*Data extract*.
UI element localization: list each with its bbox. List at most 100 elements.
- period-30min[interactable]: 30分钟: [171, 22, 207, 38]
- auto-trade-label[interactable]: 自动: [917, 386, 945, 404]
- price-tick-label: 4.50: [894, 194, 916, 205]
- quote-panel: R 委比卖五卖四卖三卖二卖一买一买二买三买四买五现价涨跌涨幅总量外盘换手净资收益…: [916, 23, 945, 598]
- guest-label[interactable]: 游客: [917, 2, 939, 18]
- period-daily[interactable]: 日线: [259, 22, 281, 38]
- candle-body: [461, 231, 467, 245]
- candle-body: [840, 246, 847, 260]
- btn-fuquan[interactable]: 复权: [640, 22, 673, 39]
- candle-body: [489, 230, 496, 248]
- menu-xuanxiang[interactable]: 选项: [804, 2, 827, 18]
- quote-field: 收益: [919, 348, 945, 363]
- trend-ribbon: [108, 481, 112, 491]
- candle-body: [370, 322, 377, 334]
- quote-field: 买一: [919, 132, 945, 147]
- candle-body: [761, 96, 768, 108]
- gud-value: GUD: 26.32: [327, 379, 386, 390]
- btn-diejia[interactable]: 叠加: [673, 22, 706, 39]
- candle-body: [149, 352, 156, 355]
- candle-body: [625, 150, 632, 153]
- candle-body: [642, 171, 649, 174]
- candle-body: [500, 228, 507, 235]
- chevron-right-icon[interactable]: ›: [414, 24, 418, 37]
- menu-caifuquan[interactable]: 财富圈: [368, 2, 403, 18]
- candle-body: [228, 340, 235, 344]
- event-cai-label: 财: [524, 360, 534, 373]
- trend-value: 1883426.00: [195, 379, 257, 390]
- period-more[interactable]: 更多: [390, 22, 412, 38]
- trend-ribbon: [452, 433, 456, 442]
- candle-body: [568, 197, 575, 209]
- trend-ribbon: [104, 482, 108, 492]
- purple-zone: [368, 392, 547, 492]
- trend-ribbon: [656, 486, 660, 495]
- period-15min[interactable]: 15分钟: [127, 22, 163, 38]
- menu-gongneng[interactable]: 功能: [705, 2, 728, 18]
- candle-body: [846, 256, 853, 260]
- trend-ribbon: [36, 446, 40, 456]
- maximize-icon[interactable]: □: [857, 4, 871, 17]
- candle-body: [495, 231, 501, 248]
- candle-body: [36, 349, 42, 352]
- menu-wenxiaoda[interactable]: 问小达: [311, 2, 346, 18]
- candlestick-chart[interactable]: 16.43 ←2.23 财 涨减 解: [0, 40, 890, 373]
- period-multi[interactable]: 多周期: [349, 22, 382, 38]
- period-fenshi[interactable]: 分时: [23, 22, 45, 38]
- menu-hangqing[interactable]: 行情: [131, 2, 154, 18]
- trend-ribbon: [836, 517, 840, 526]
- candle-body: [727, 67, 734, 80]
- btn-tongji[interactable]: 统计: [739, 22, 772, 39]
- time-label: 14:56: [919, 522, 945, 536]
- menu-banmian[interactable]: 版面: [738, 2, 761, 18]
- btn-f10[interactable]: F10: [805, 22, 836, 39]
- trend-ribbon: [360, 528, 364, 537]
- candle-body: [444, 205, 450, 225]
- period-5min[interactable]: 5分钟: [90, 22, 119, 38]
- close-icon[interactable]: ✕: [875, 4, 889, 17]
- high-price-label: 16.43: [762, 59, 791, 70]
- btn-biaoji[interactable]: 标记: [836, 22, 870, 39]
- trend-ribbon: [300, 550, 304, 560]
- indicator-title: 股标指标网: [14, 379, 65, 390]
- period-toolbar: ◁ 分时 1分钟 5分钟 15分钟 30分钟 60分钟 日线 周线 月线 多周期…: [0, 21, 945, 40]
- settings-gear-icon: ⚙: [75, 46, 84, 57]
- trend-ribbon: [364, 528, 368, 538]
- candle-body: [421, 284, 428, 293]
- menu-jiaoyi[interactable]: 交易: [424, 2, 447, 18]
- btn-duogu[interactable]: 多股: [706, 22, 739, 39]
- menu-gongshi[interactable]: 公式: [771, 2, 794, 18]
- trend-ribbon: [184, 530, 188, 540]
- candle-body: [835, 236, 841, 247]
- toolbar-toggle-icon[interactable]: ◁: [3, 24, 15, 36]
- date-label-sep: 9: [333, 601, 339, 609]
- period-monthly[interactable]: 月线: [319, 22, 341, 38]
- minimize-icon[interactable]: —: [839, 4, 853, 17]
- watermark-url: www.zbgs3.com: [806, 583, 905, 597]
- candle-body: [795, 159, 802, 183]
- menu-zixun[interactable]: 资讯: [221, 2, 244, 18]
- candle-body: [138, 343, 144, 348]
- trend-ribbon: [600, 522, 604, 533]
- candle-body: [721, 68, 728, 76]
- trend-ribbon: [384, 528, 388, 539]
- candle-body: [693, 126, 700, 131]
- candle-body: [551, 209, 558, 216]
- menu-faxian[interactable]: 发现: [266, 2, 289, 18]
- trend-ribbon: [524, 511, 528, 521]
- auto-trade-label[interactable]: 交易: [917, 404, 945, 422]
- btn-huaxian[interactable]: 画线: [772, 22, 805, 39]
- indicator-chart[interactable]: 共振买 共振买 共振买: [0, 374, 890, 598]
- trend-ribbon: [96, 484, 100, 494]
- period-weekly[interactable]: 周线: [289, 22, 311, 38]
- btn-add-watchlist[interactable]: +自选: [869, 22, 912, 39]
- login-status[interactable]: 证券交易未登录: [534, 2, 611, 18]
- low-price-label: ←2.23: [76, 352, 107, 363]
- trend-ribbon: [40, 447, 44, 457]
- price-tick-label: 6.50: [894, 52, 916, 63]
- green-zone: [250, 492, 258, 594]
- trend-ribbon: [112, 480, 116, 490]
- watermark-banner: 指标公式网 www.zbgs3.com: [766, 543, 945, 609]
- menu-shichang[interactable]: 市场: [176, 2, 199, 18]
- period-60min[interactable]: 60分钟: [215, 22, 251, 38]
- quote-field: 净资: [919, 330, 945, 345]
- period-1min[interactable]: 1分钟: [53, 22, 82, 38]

*Task objective*.
Select every line in the records above that contains the string "value", where case counts.

*Worked solution*.
- gud-value: GUD: 26.32: [327, 379, 386, 390]
- trend-value: 1883426.00: [195, 379, 257, 390]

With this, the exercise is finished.